[Start Provided data]

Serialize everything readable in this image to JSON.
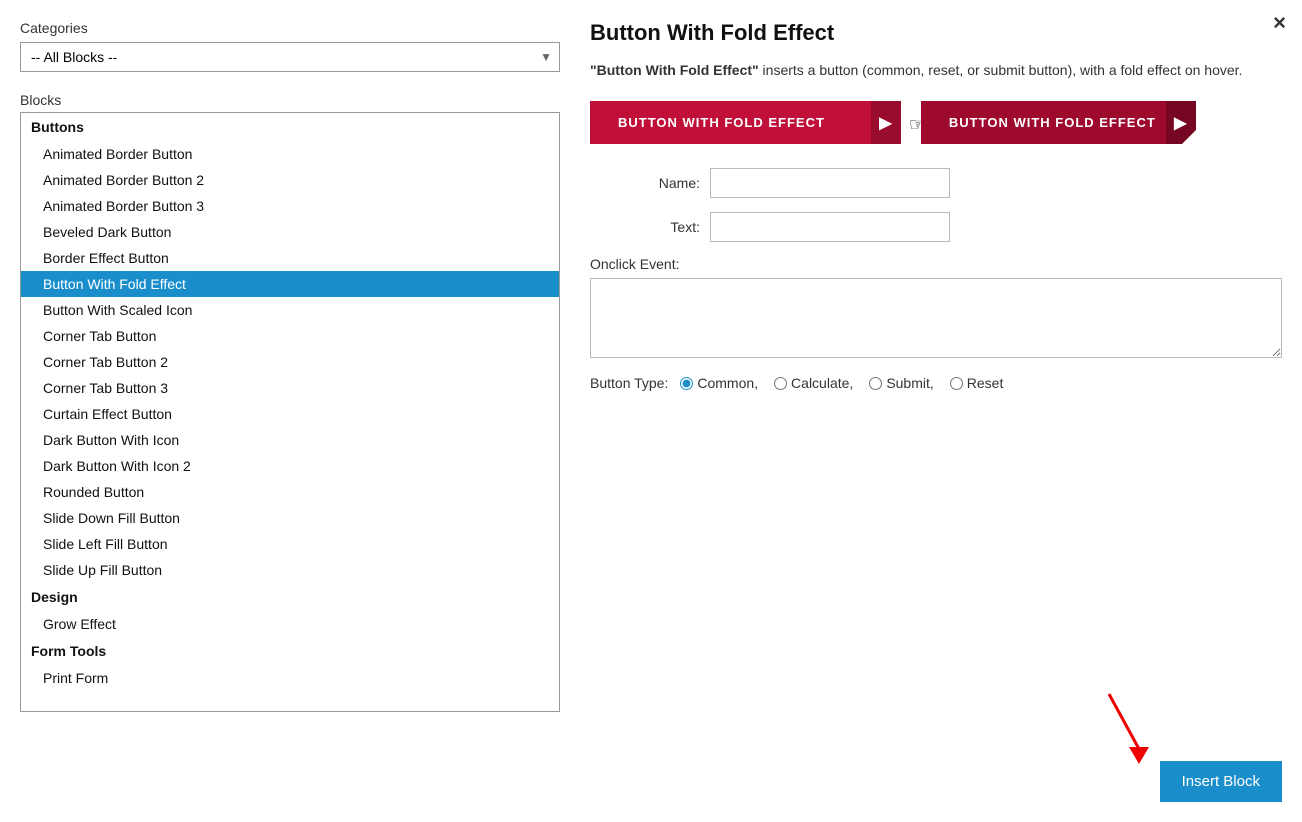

[End Provided data]
[Start Provided data]

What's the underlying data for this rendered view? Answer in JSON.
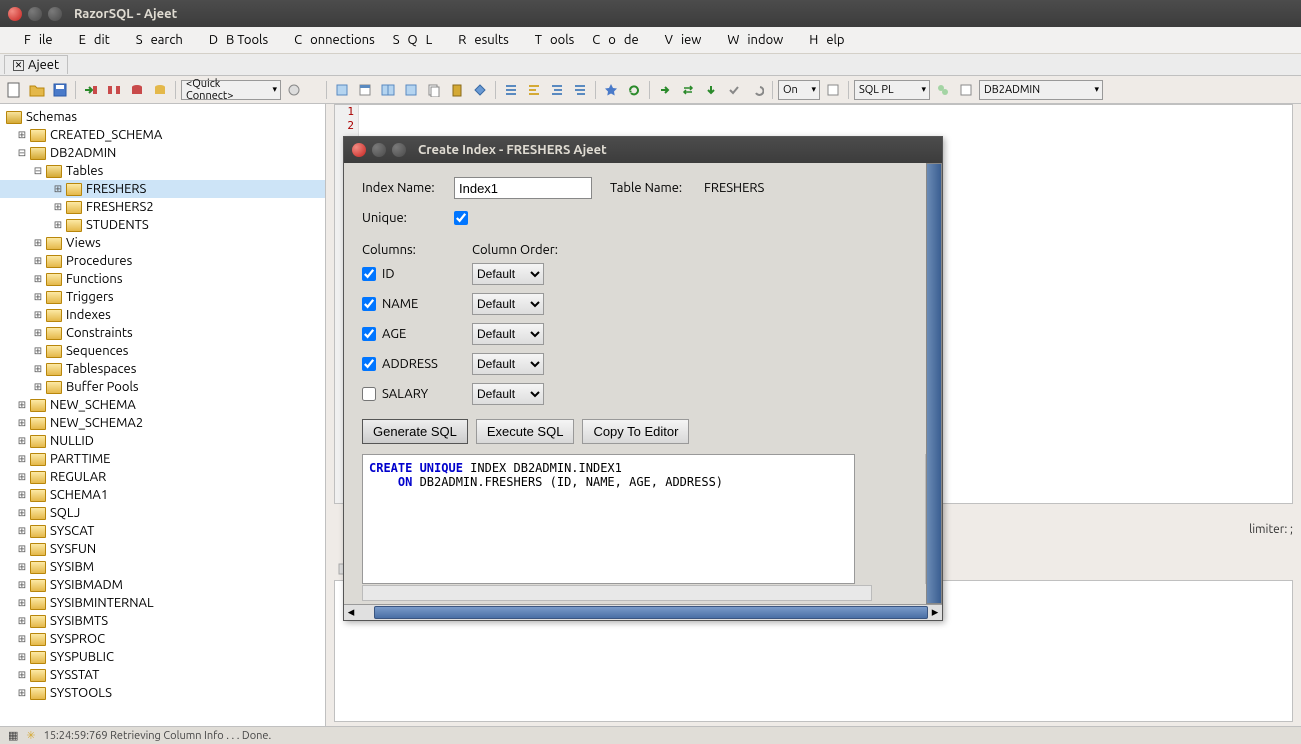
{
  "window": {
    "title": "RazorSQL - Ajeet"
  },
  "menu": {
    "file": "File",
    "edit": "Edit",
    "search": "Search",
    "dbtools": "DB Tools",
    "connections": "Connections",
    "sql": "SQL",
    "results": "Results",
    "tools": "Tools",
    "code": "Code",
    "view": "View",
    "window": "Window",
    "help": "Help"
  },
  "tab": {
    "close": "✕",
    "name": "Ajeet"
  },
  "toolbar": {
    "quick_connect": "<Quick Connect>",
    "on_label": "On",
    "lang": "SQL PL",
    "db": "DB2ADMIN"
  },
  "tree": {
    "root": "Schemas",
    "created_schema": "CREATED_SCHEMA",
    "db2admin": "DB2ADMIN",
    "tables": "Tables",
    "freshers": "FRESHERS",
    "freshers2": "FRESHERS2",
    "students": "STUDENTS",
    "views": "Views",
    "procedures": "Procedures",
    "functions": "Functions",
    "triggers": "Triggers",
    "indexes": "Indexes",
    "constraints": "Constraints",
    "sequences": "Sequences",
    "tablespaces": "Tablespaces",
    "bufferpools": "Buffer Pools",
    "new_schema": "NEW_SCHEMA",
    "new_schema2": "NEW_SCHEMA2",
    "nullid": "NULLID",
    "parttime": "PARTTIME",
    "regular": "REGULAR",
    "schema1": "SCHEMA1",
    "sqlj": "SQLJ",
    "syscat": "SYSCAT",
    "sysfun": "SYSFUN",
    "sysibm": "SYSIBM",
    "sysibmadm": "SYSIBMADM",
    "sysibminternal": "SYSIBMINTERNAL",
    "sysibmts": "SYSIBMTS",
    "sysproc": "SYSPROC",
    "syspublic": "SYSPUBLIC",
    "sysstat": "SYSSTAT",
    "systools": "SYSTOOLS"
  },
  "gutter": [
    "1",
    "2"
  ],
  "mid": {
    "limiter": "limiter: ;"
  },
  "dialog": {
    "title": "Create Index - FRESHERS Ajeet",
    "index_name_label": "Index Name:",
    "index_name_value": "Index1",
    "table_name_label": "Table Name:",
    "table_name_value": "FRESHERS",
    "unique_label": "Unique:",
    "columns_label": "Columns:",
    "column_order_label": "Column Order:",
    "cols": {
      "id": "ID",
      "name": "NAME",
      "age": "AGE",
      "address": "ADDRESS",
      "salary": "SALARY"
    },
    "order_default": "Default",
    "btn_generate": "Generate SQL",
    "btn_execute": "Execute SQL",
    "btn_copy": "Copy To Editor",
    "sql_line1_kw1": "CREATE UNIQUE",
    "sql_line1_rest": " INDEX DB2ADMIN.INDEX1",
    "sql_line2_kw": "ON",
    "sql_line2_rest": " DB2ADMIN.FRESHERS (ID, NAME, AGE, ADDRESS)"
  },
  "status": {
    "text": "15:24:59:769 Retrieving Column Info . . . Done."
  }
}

[End Provided data]
[Start Provided data]

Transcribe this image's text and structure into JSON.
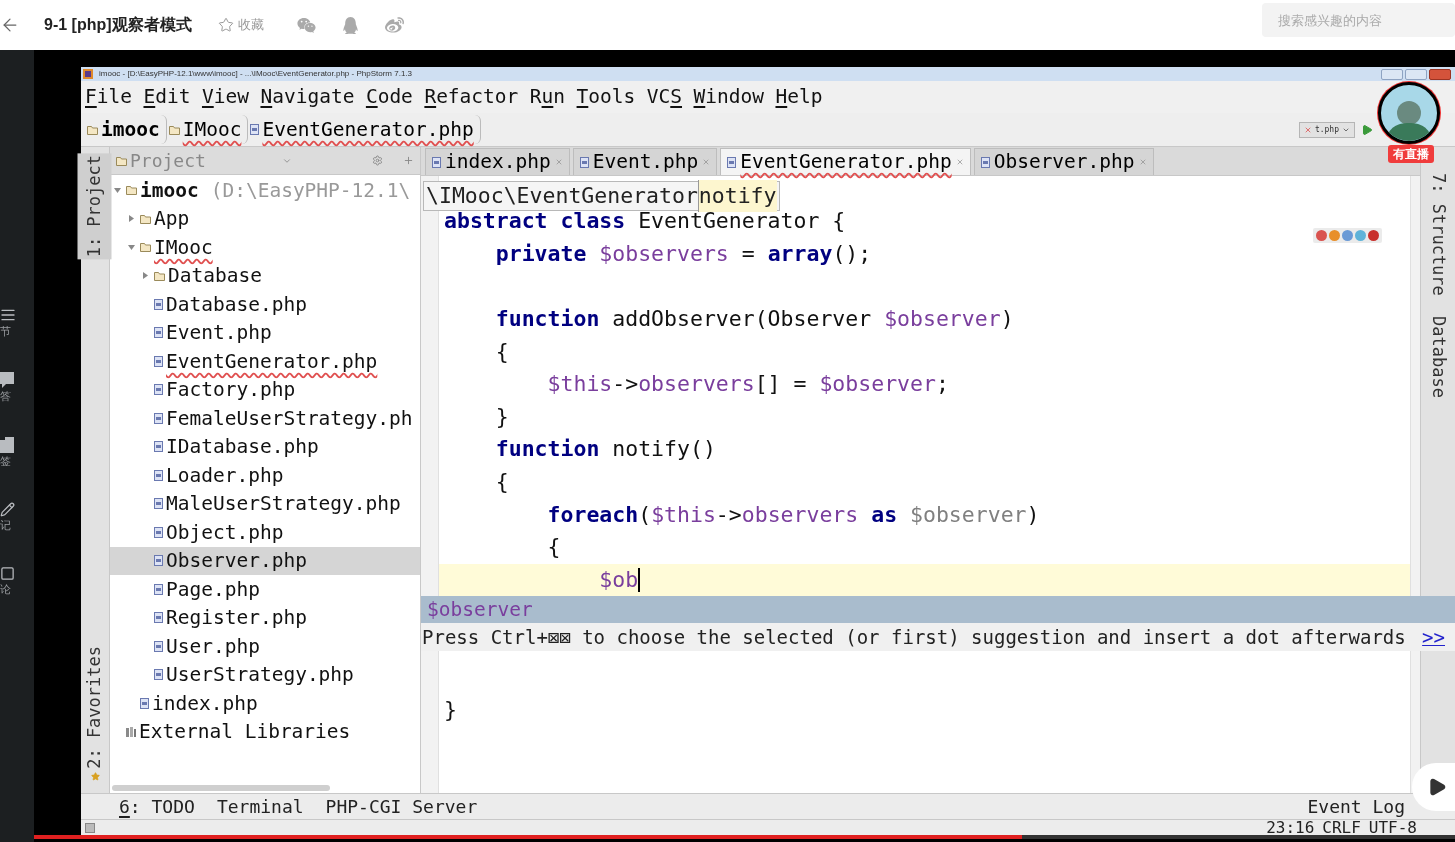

[End Provided data]

**Exercise directions**
Show each line holding the word "image".

**Full output**
Serialize everything readable in this image to JSON.
Transcribe this image's text and structure into JSON.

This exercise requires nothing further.